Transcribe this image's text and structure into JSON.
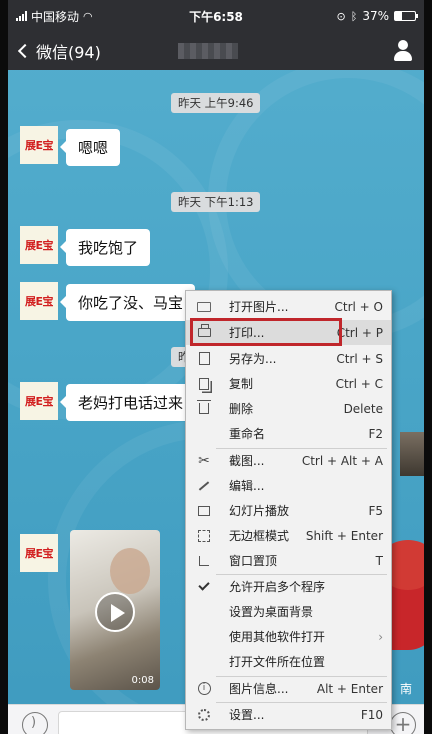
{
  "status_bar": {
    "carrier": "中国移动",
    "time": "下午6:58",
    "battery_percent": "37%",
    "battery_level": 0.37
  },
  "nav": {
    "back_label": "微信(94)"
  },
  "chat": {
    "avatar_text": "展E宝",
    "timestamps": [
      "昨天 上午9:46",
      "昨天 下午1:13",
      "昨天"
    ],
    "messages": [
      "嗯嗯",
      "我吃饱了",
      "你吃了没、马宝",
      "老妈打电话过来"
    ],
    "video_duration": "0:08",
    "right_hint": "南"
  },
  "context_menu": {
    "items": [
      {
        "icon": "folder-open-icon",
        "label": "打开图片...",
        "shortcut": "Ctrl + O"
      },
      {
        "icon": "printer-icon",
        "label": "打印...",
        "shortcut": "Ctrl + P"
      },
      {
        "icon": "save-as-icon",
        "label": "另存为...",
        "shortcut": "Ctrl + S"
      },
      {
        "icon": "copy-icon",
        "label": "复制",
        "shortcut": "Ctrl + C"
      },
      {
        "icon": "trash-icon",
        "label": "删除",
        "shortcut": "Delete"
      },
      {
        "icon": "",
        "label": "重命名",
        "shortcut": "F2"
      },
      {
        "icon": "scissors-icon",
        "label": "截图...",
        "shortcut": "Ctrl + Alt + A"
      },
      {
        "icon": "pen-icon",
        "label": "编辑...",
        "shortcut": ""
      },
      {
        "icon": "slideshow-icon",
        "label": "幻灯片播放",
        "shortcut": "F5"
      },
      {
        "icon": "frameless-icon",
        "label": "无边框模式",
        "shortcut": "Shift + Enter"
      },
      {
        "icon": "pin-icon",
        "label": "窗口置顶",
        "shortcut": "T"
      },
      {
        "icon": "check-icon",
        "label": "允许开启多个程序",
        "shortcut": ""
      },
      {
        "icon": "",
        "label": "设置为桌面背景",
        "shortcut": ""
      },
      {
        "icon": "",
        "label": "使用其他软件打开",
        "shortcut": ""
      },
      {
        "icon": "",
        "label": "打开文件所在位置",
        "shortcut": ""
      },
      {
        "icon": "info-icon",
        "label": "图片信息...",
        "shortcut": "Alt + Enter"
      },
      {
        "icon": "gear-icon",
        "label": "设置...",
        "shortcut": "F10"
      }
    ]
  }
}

* * * *

→ DIRECTIONS
Find all the lines containing "Enter" in the material, then copy them.

→ SOLUTION TO THE EXERCISE
        "shortcut": "Shift + Enter"
        "shortcut": "Alt + Enter"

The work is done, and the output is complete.